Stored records
··········

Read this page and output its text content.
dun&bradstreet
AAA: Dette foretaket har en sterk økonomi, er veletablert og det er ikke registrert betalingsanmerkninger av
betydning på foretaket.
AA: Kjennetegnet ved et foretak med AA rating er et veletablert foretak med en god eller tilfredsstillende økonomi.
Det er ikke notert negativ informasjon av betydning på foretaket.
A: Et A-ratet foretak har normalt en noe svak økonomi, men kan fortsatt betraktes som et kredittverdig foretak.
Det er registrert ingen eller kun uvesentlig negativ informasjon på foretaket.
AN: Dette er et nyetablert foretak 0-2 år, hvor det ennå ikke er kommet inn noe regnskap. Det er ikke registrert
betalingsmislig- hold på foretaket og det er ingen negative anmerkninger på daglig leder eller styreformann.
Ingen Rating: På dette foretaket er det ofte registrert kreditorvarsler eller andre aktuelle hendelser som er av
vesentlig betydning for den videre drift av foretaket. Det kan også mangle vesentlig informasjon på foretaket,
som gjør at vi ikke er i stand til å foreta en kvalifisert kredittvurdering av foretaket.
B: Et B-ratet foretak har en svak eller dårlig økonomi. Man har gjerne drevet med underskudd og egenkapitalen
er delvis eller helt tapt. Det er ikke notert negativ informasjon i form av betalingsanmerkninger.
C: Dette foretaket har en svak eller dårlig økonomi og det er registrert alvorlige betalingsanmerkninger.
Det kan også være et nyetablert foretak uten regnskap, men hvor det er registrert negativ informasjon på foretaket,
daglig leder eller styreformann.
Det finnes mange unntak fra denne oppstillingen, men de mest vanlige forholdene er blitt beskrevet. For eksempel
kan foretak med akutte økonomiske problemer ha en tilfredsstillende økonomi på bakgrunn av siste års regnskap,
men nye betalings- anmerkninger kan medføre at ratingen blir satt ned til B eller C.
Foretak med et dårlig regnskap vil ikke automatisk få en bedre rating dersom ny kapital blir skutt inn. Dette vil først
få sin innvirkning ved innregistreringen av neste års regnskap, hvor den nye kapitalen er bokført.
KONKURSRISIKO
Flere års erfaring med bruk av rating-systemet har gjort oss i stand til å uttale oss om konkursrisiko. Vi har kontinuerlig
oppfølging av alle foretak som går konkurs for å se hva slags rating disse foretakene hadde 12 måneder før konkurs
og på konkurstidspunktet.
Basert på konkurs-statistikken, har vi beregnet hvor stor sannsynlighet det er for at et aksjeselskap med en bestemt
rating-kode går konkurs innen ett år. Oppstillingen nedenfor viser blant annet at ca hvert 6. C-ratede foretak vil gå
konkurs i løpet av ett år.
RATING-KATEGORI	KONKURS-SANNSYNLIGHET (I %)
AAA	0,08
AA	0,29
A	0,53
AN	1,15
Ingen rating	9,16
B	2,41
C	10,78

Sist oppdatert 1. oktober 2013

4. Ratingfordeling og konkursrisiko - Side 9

··········

#### [REQUIRED WORK]
Return solely the number of lines in the data that include the word "veletablert".

#### [FULL RESPONSE]
2